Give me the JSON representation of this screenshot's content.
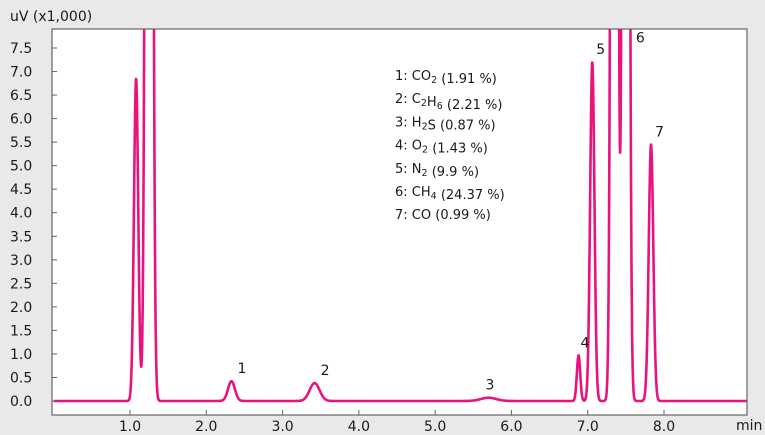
{
  "chart_data": {
    "type": "line",
    "title": "",
    "ylabel": "uV (x1,000)",
    "xlabel": "min",
    "xlim": [
      0.0,
      9.3
    ],
    "ylim": [
      -0.15,
      8.2
    ],
    "x_ticks": [
      1.0,
      2.0,
      3.0,
      4.0,
      5.0,
      6.0,
      7.0,
      8.0
    ],
    "x_tick_labels": [
      "1.0",
      "2.0",
      "3.0",
      "4.0",
      "5.0",
      "6.0",
      "7.0",
      "8.0"
    ],
    "y_ticks": [
      0.0,
      0.5,
      1.0,
      1.5,
      2.0,
      2.5,
      3.0,
      3.5,
      4.0,
      4.5,
      5.0,
      5.5,
      6.0,
      6.5,
      7.0,
      7.5
    ],
    "y_tick_labels": [
      "0.0",
      "0.5",
      "1.0",
      "1.5",
      "2.0",
      "2.5",
      "3.0",
      "3.5",
      "4.0",
      "4.5",
      "5.0",
      "5.5",
      "6.0",
      "6.5",
      "7.0",
      "7.5"
    ],
    "grid": false,
    "line_color": "#e8137f",
    "baseline": 0.0,
    "series": [
      {
        "peaks": [
          {
            "x": 1.08,
            "height": 6.85,
            "width": 0.028,
            "label": ""
          },
          {
            "x": 1.25,
            "height": 60.0,
            "width": 0.032,
            "label": ""
          },
          {
            "x": 2.33,
            "height": 0.42,
            "width": 0.045,
            "label": "1"
          },
          {
            "x": 3.42,
            "height": 0.38,
            "width": 0.065,
            "label": "2"
          },
          {
            "x": 5.7,
            "height": 0.07,
            "width": 0.1,
            "label": "3"
          },
          {
            "x": 6.88,
            "height": 0.97,
            "width": 0.022,
            "label": "4"
          },
          {
            "x": 7.06,
            "height": 7.2,
            "width": 0.028,
            "label": "5"
          },
          {
            "x": 7.35,
            "height": 60.0,
            "width": 0.03,
            "label": ""
          },
          {
            "x": 7.5,
            "height": 60.0,
            "width": 0.03,
            "label": "6"
          },
          {
            "x": 7.83,
            "height": 5.45,
            "width": 0.03,
            "label": "7"
          }
        ]
      }
    ],
    "annotations": [
      "1: CO2 (1.91 %)",
      "2: C2H6 (2.21 %)",
      "3: H2S (0.87 %)",
      "4: O2 (1.43 %)",
      "5: N2 (9.9 %)",
      "6: CH4 (24.37 %)",
      "7: CO (0.99 %)"
    ]
  }
}
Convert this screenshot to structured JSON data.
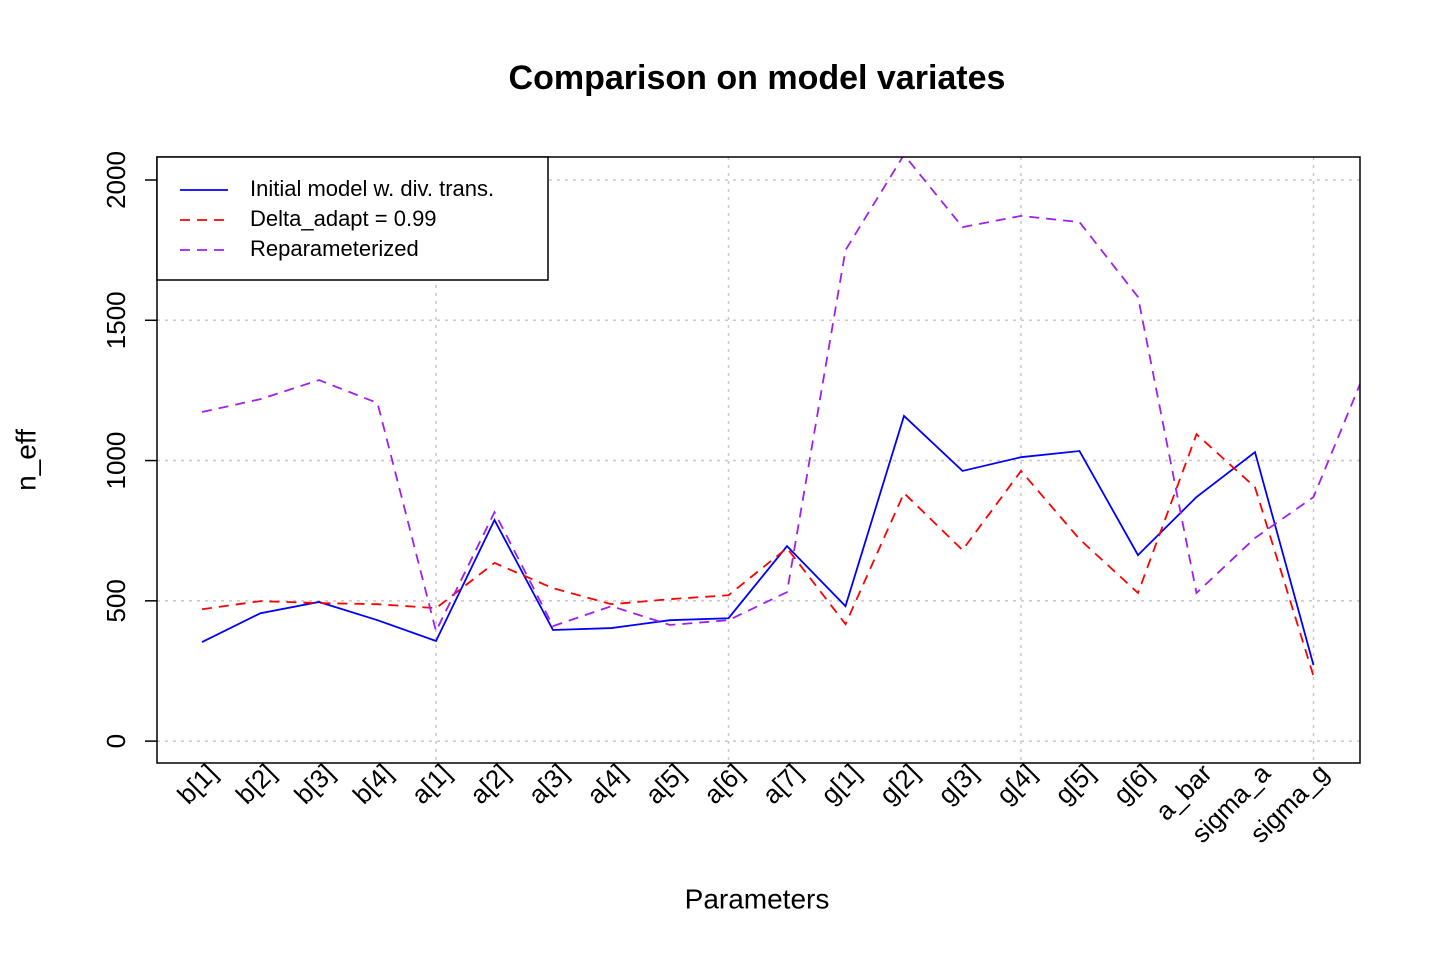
{
  "chart_data": {
    "type": "line",
    "title": "Comparison on model variates",
    "x_label": "Parameters",
    "y_label": "n_eff",
    "categories": [
      "b[1]",
      "b[2]",
      "b[3]",
      "b[4]",
      "a[1]",
      "a[2]",
      "a[3]",
      "a[4]",
      "a[5]",
      "a[6]",
      "a[7]",
      "g[1]",
      "g[2]",
      "g[3]",
      "g[4]",
      "g[5]",
      "g[6]",
      "a_bar",
      "sigma_a",
      "sigma_g",
      null
    ],
    "series": [
      {
        "name": "Initial model w. div. trans.",
        "color": "#0000ff",
        "line_style": "solid",
        "values": [
          353,
          456,
          496,
          431,
          357,
          788,
          396,
          403,
          431,
          438,
          695,
          481,
          1159,
          963,
          1012,
          1034,
          663,
          870,
          1030,
          271,
          null
        ]
      },
      {
        "name": "Delta_adapt = 0.99",
        "color": "#ff0000",
        "line_style": "dashed",
        "values": [
          470,
          499,
          492,
          488,
          474,
          635,
          545,
          488,
          506,
          520,
          688,
          417,
          884,
          681,
          963,
          720,
          528,
          1094,
          905,
          232,
          null
        ]
      },
      {
        "name": "Reparameterized",
        "color": "#a020f0",
        "line_style": "dashed",
        "values": [
          1173,
          1219,
          1287,
          1205,
          392,
          816,
          410,
          481,
          414,
          431,
          531,
          1750,
          2090,
          1832,
          1872,
          1850,
          1583,
          528,
          724,
          870,
          1376
        ]
      }
    ],
    "ylim": [
      -78,
      2082
    ],
    "yticks": [
      0,
      500,
      1000,
      1500,
      2000
    ],
    "x_grid_categories": [
      4,
      9,
      14,
      19
    ],
    "grid": true,
    "legend": "top-left"
  }
}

· · · · ·

Description of the task:
Return the listing above in full and without alteration, excluding its pictures.

Task response:
Give me the JSON representation of this screenshot's content.
{
  "chart_data": {
    "type": "line",
    "title": "",
    "ylabel": "uV (x1,000)",
    "xlabel": "min",
    "xlim": [
      0.0,
      9.3
    ],
    "ylim": [
      -0.15,
      8.2
    ],
    "x_ticks": [
      1.0,
      2.0,
      3.0,
      4.0,
      5.0,
      6.0,
      7.0,
      8.0
    ],
    "x_tick_labels": [
      "1.0",
      "2.0",
      "3.0",
      "4.0",
      "5.0",
      "6.0",
      "7.0",
      "8.0"
    ],
    "y_ticks": [
      0.0,
      0.5,
      1.0,
      1.5,
      2.0,
      2.5,
      3.0,
      3.5,
      4.0,
      4.5,
      5.0,
      5.5,
      6.0,
      6.5,
      7.0,
      7.5
    ],
    "y_tick_labels": [
      "0.0",
      "0.5",
      "1.0",
      "1.5",
      "2.0",
      "2.5",
      "3.0",
      "3.5",
      "4.0",
      "4.5",
      "5.0",
      "5.5",
      "6.0",
      "6.5",
      "7.0",
      "7.5"
    ],
    "grid": false,
    "line_color": "#e8137f",
    "baseline": 0.0,
    "series": [
      {
        "peaks": [
          {
            "x": 1.08,
            "height": 6.85,
            "width": 0.028,
            "label": ""
          },
          {
            "x": 1.25,
            "height": 60.0,
            "width": 0.032,
            "label": ""
          },
          {
            "x": 2.33,
            "height": 0.42,
            "width": 0.045,
            "label": "1"
          },
          {
            "x": 3.42,
            "height": 0.38,
            "width": 0.065,
            "label": "2"
          },
          {
            "x": 5.7,
            "height": 0.07,
            "width": 0.1,
            "label": "3"
          },
          {
            "x": 6.88,
            "height": 0.97,
            "width": 0.022,
            "label": "4"
          },
          {
            "x": 7.06,
            "height": 7.2,
            "width": 0.028,
            "label": "5"
          },
          {
            "x": 7.35,
            "height": 60.0,
            "width": 0.03,
            "label": ""
          },
          {
            "x": 7.5,
            "height": 60.0,
            "width": 0.03,
            "label": "6"
          },
          {
            "x": 7.83,
            "height": 5.45,
            "width": 0.03,
            "label": "7"
          }
        ]
      }
    ],
    "annotations": [
      "1: CO2 (1.91 %)",
      "2: C2H6 (2.21 %)",
      "3: H2S (0.87 %)",
      "4: O2 (1.43 %)",
      "5: N2 (9.9 %)",
      "6: CH4 (24.37 %)",
      "7: CO (0.99 %)"
    ]
  }
}
Convert this screenshot to structured JSON data.
{
  "chart_data": {
    "type": "line",
    "title": "Comparison on model variates",
    "x_label": "Parameters",
    "y_label": "n_eff",
    "categories": [
      "b[1]",
      "b[2]",
      "b[3]",
      "b[4]",
      "a[1]",
      "a[2]",
      "a[3]",
      "a[4]",
      "a[5]",
      "a[6]",
      "a[7]",
      "g[1]",
      "g[2]",
      "g[3]",
      "g[4]",
      "g[5]",
      "g[6]",
      "a_bar",
      "sigma_a",
      "sigma_g",
      null
    ],
    "series": [
      {
        "name": "Initial model w. div. trans.",
        "color": "#0000ff",
        "line_style": "solid",
        "values": [
          353,
          456,
          496,
          431,
          357,
          788,
          396,
          403,
          431,
          438,
          695,
          481,
          1159,
          963,
          1012,
          1034,
          663,
          870,
          1030,
          271,
          null
        ]
      },
      {
        "name": "Delta_adapt = 0.99",
        "color": "#ff0000",
        "line_style": "dashed",
        "values": [
          470,
          499,
          492,
          488,
          474,
          635,
          545,
          488,
          506,
          520,
          688,
          417,
          884,
          681,
          963,
          720,
          528,
          1094,
          905,
          232,
          null
        ]
      },
      {
        "name": "Reparameterized",
        "color": "#a020f0",
        "line_style": "dashed",
        "values": [
          1173,
          1219,
          1287,
          1205,
          392,
          816,
          410,
          481,
          414,
          431,
          531,
          1750,
          2090,
          1832,
          1872,
          1850,
          1583,
          528,
          724,
          870,
          1376
        ]
      }
    ],
    "ylim": [
      -78,
      2082
    ],
    "yticks": [
      0,
      500,
      1000,
      1500,
      2000
    ],
    "x_grid_categories": [
      4,
      9,
      14,
      19
    ],
    "grid": true,
    "legend": "top-left"
  }
}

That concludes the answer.